THE TASK:
Copy the items below exactly, from the line with "What elements are" through the end of the items, including both ends. Leave the pictures out.
>> Begin DATA ROWS
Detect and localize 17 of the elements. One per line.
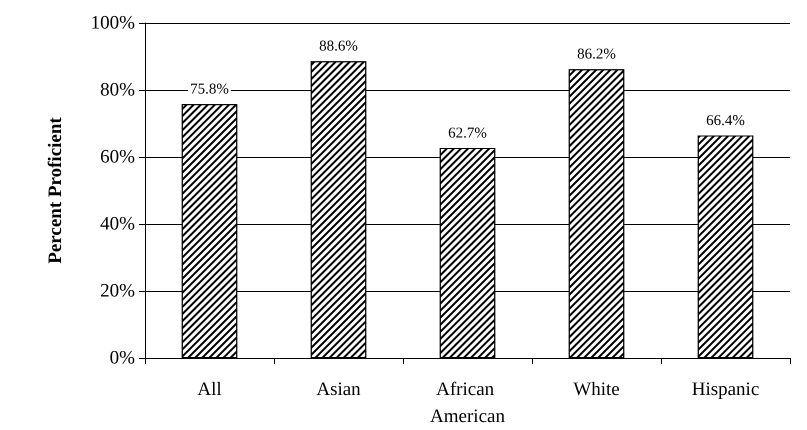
y-tick-label: 60% (100, 146, 136, 168)
y-tick-label: 40% (100, 214, 136, 234)
x-tick-label: Hispanic (692, 379, 760, 400)
data-label: 86.2% (577, 46, 616, 63)
y-tick-label: 0% (110, 348, 136, 368)
x-tick-label: Asian (316, 379, 362, 400)
x-tick-label: All (197, 379, 222, 400)
x-tick-label: African American (430, 379, 506, 427)
y-axis-title: Percent Proficient (45, 116, 66, 264)
y-tick-label: 20% (100, 280, 136, 302)
y-tick-label: 80% (100, 80, 136, 100)
x-tick-label: White (573, 379, 620, 400)
data-label: 88.6% (319, 38, 358, 55)
data-label: 75.8% (190, 82, 229, 98)
data-label: 66.4% (706, 113, 745, 130)
y-tick-label: 100% (90, 12, 136, 34)
data-label: 62.7% (448, 125, 487, 142)
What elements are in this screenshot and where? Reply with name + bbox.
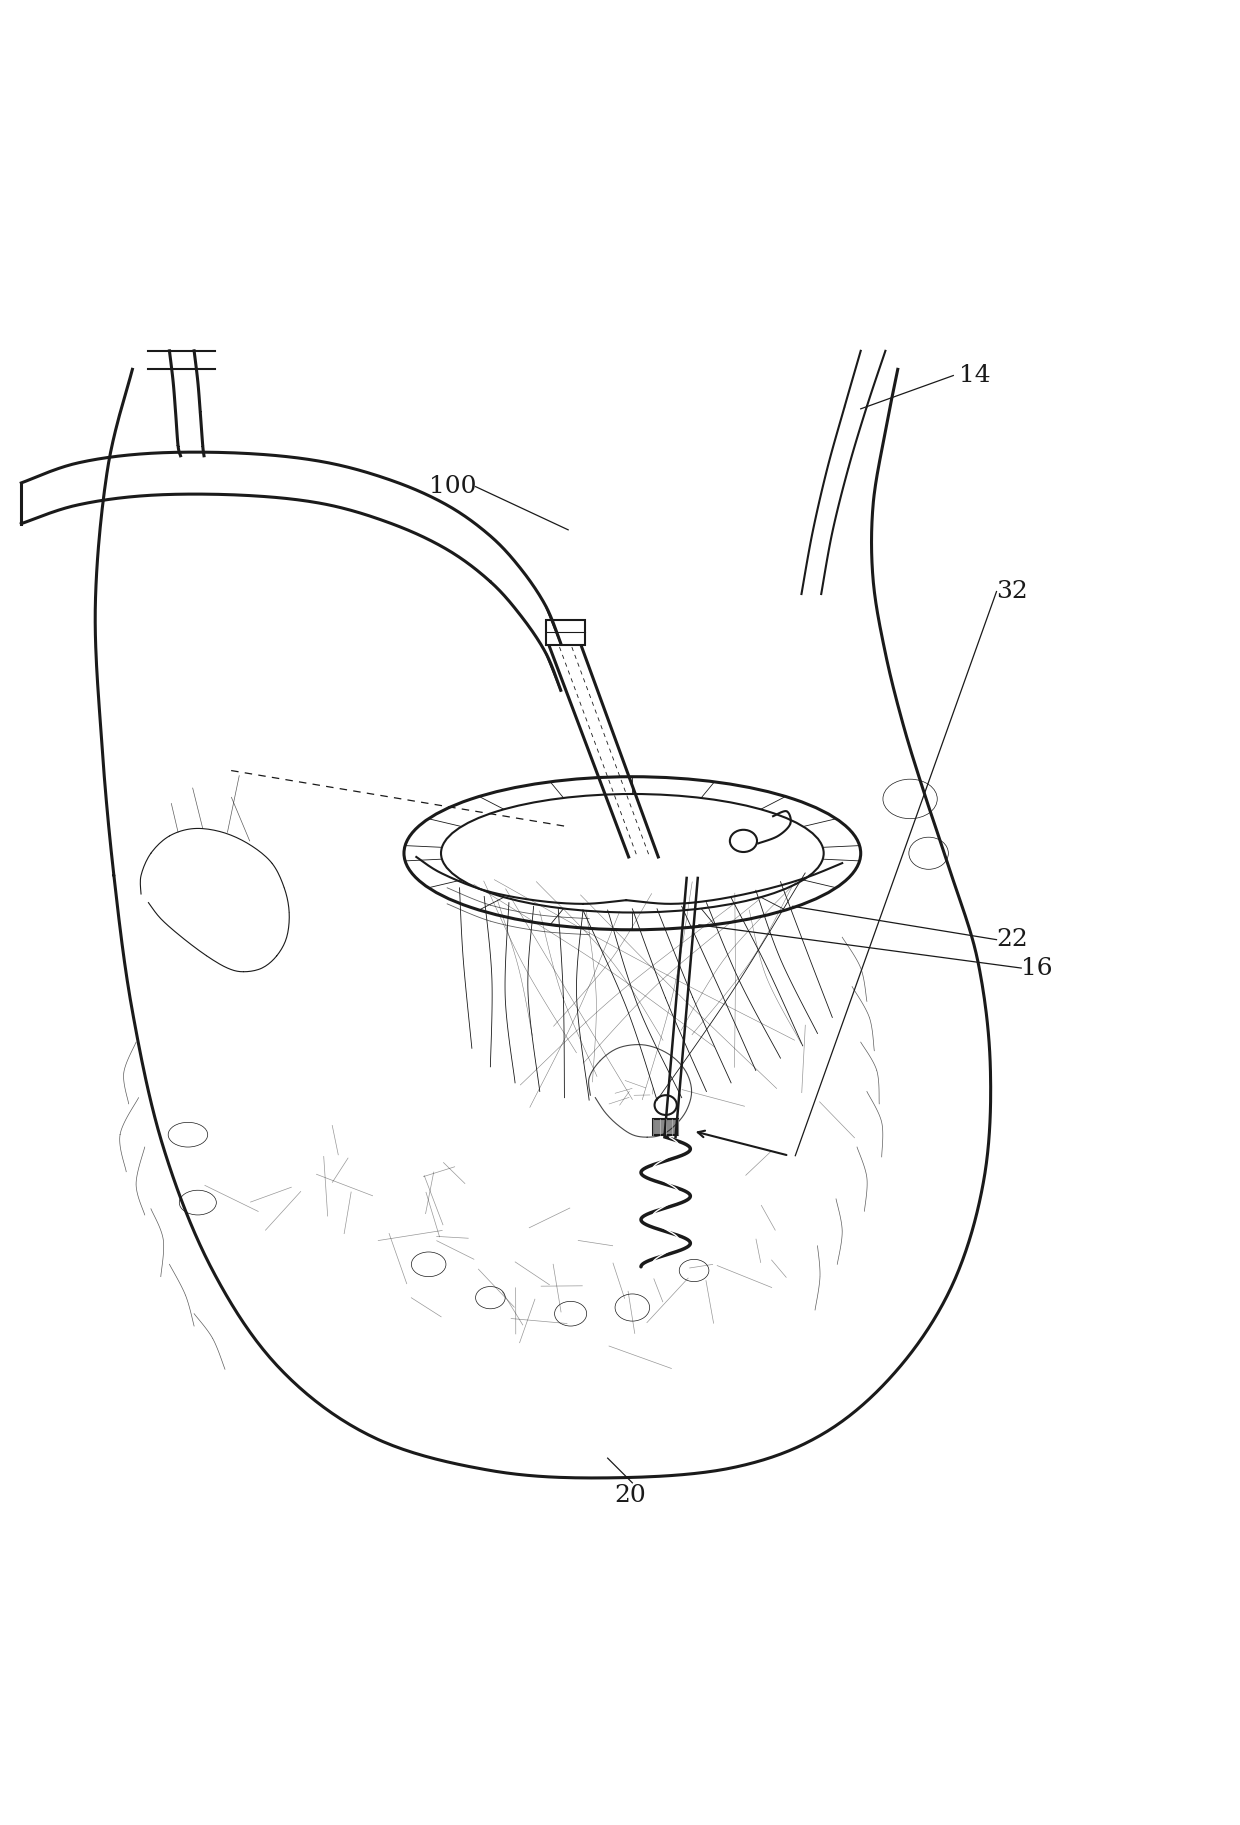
Text: 20: 20 <box>614 1484 646 1507</box>
Text: 14: 14 <box>960 363 991 387</box>
Text: 100: 100 <box>429 474 476 498</box>
Text: 16: 16 <box>1022 956 1053 980</box>
Text: 22: 22 <box>997 929 1028 951</box>
Polygon shape <box>653 1119 678 1135</box>
Text: 32: 32 <box>997 580 1028 602</box>
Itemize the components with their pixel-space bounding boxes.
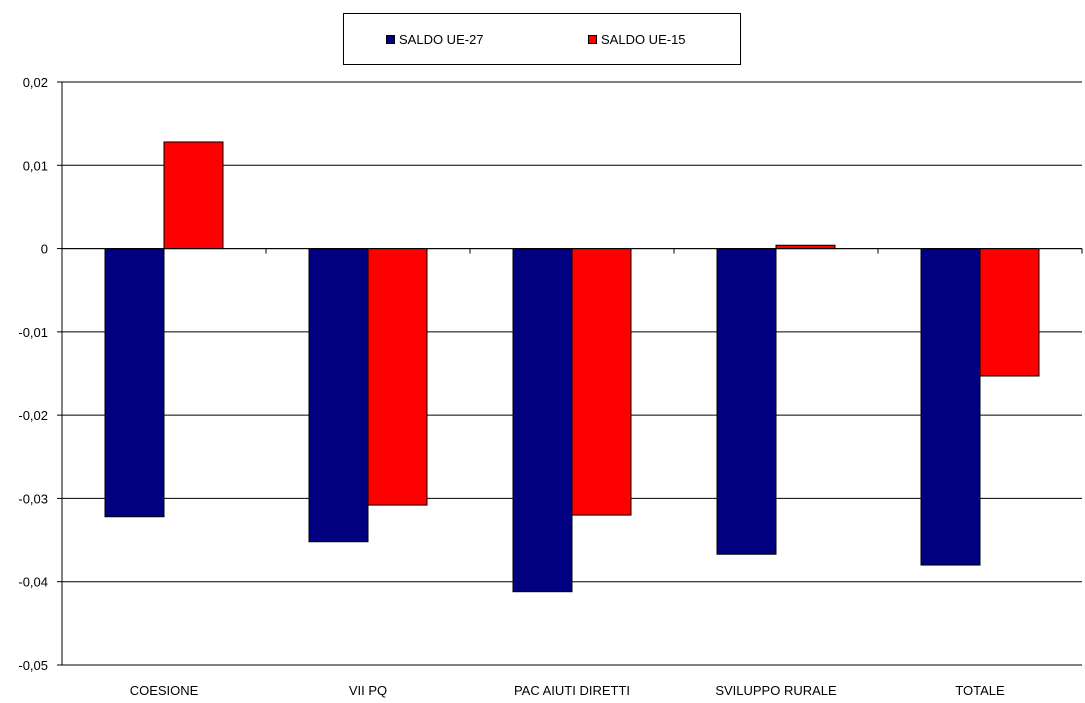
>> End DATA ROWS
EXERCISE OUTPUT:
What elements are in this screenshot and where? Reply with name + bbox.
Text: 20: 20 <box>614 1484 646 1507</box>
Text: 14: 14 <box>960 363 991 387</box>
Text: 100: 100 <box>429 474 476 498</box>
Text: 16: 16 <box>1022 956 1053 980</box>
Text: 22: 22 <box>997 929 1028 951</box>
Polygon shape <box>653 1119 678 1135</box>
Text: 32: 32 <box>997 580 1028 602</box>
Itemize the components with their pixel-space bounding boxes.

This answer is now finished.